= DATASET ENTRIES =
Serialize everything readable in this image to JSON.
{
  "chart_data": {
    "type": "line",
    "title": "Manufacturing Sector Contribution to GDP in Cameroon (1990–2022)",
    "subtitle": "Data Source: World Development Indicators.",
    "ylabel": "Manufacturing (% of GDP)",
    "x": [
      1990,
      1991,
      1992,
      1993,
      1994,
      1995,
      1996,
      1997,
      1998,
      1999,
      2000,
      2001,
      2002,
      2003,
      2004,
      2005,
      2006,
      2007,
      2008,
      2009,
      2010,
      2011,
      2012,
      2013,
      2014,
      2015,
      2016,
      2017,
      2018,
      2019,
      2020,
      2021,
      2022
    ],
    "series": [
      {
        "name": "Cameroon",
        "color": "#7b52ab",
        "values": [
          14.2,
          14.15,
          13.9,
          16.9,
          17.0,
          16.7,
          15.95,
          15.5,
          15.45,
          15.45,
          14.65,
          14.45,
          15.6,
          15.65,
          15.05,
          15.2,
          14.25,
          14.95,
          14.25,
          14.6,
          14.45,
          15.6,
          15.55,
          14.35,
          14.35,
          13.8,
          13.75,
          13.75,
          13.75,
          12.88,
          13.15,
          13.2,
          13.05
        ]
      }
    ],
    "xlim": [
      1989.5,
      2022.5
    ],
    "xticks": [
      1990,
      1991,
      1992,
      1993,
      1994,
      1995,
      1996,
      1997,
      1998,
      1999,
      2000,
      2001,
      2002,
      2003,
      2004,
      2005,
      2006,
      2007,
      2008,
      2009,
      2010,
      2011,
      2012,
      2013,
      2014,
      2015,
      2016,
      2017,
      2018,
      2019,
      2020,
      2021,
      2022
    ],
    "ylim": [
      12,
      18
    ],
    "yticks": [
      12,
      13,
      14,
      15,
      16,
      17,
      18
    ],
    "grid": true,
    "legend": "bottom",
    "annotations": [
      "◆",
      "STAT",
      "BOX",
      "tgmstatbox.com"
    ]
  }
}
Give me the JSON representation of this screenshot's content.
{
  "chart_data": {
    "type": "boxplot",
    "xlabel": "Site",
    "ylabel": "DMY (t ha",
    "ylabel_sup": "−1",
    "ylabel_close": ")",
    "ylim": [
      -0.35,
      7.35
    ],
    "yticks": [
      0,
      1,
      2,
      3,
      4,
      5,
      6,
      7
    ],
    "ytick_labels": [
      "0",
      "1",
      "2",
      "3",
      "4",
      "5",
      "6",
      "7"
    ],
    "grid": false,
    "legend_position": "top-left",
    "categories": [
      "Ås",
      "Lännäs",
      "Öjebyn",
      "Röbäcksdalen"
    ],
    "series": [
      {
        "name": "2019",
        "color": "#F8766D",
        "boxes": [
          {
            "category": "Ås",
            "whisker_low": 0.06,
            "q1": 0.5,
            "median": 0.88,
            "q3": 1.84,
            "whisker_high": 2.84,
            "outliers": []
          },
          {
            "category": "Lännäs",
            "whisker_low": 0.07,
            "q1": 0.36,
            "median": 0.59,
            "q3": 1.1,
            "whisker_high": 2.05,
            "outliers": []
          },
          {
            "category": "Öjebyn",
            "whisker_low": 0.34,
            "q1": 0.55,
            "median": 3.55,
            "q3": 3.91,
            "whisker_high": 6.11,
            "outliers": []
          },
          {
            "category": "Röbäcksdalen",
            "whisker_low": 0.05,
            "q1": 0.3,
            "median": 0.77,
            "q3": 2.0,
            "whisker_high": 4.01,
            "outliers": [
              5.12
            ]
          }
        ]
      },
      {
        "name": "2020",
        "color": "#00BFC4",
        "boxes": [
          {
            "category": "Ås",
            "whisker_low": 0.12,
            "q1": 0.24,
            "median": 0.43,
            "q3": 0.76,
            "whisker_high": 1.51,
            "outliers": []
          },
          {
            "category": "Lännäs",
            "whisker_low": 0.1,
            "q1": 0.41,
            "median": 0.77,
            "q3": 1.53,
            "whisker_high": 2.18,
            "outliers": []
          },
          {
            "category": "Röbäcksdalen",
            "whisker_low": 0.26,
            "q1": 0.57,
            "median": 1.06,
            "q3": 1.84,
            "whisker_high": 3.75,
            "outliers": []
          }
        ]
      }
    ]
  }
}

= PROMPT =
Transcribe the entire listing above precisely.

= COMPLETE OUTPUT =
Serialize everything readable in this image to JSON.
{
  "chart_data": {
    "type": "line",
    "title": "Manufacturing Sector Contribution to GDP in Cameroon (1990–2022)",
    "subtitle": "Data Source: World Development Indicators.",
    "ylabel": "Manufacturing (% of GDP)",
    "x": [
      1990,
      1991,
      1992,
      1993,
      1994,
      1995,
      1996,
      1997,
      1998,
      1999,
      2000,
      2001,
      2002,
      2003,
      2004,
      2005,
      2006,
      2007,
      2008,
      2009,
      2010,
      2011,
      2012,
      2013,
      2014,
      2015,
      2016,
      2017,
      2018,
      2019,
      2020,
      2021,
      2022
    ],
    "series": [
      {
        "name": "Cameroon",
        "color": "#7b52ab",
        "values": [
          14.2,
          14.15,
          13.9,
          16.9,
          17.0,
          16.7,
          15.95,
          15.5,
          15.45,
          15.45,
          14.65,
          14.45,
          15.6,
          15.65,
          15.05,
          15.2,
          14.25,
          14.95,
          14.25,
          14.6,
          14.45,
          15.6,
          15.55,
          14.35,
          14.35,
          13.8,
          13.75,
          13.75,
          13.75,
          12.88,
          13.15,
          13.2,
          13.05
        ]
      }
    ],
    "xlim": [
      1989.5,
      2022.5
    ],
    "xticks": [
      1990,
      1991,
      1992,
      1993,
      1994,
      1995,
      1996,
      1997,
      1998,
      1999,
      2000,
      2001,
      2002,
      2003,
      2004,
      2005,
      2006,
      2007,
      2008,
      2009,
      2010,
      2011,
      2012,
      2013,
      2014,
      2015,
      2016,
      2017,
      2018,
      2019,
      2020,
      2021,
      2022
    ],
    "ylim": [
      12,
      18
    ],
    "yticks": [
      12,
      13,
      14,
      15,
      16,
      17,
      18
    ],
    "grid": true,
    "legend": "bottom",
    "annotations": [
      "◆",
      "STAT",
      "BOX",
      "tgmstatbox.com"
    ]
  }
}
Give me the JSON representation of this screenshot's content.
{
  "chart_data": {
    "type": "boxplot",
    "xlabel": "Site",
    "ylabel": "DMY (t ha",
    "ylabel_sup": "−1",
    "ylabel_close": ")",
    "ylim": [
      -0.35,
      7.35
    ],
    "yticks": [
      0,
      1,
      2,
      3,
      4,
      5,
      6,
      7
    ],
    "ytick_labels": [
      "0",
      "1",
      "2",
      "3",
      "4",
      "5",
      "6",
      "7"
    ],
    "grid": false,
    "legend_position": "top-left",
    "categories": [
      "Ås",
      "Lännäs",
      "Öjebyn",
      "Röbäcksdalen"
    ],
    "series": [
      {
        "name": "2019",
        "color": "#F8766D",
        "boxes": [
          {
            "category": "Ås",
            "whisker_low": 0.06,
            "q1": 0.5,
            "median": 0.88,
            "q3": 1.84,
            "whisker_high": 2.84,
            "outliers": []
          },
          {
            "category": "Lännäs",
            "whisker_low": 0.07,
            "q1": 0.36,
            "median": 0.59,
            "q3": 1.1,
            "whisker_high": 2.05,
            "outliers": []
          },
          {
            "category": "Öjebyn",
            "whisker_low": 0.34,
            "q1": 0.55,
            "median": 3.55,
            "q3": 3.91,
            "whisker_high": 6.11,
            "outliers": []
          },
          {
            "category": "Röbäcksdalen",
            "whisker_low": 0.05,
            "q1": 0.3,
            "median": 0.77,
            "q3": 2.0,
            "whisker_high": 4.01,
            "outliers": [
              5.12
            ]
          }
        ]
      },
      {
        "name": "2020",
        "color": "#00BFC4",
        "boxes": [
          {
            "category": "Ås",
            "whisker_low": 0.12,
            "q1": 0.24,
            "median": 0.43,
            "q3": 0.76,
            "whisker_high": 1.51,
            "outliers": []
          },
          {
            "category": "Lännäs",
            "whisker_low": 0.1,
            "q1": 0.41,
            "median": 0.77,
            "q3": 1.53,
            "whisker_high": 2.18,
            "outliers": []
          },
          {
            "category": "Röbäcksdalen",
            "whisker_low": 0.26,
            "q1": 0.57,
            "median": 1.06,
            "q3": 1.84,
            "whisker_high": 3.75,
            "outliers": []
          }
        ]
      }
    ]
  }
}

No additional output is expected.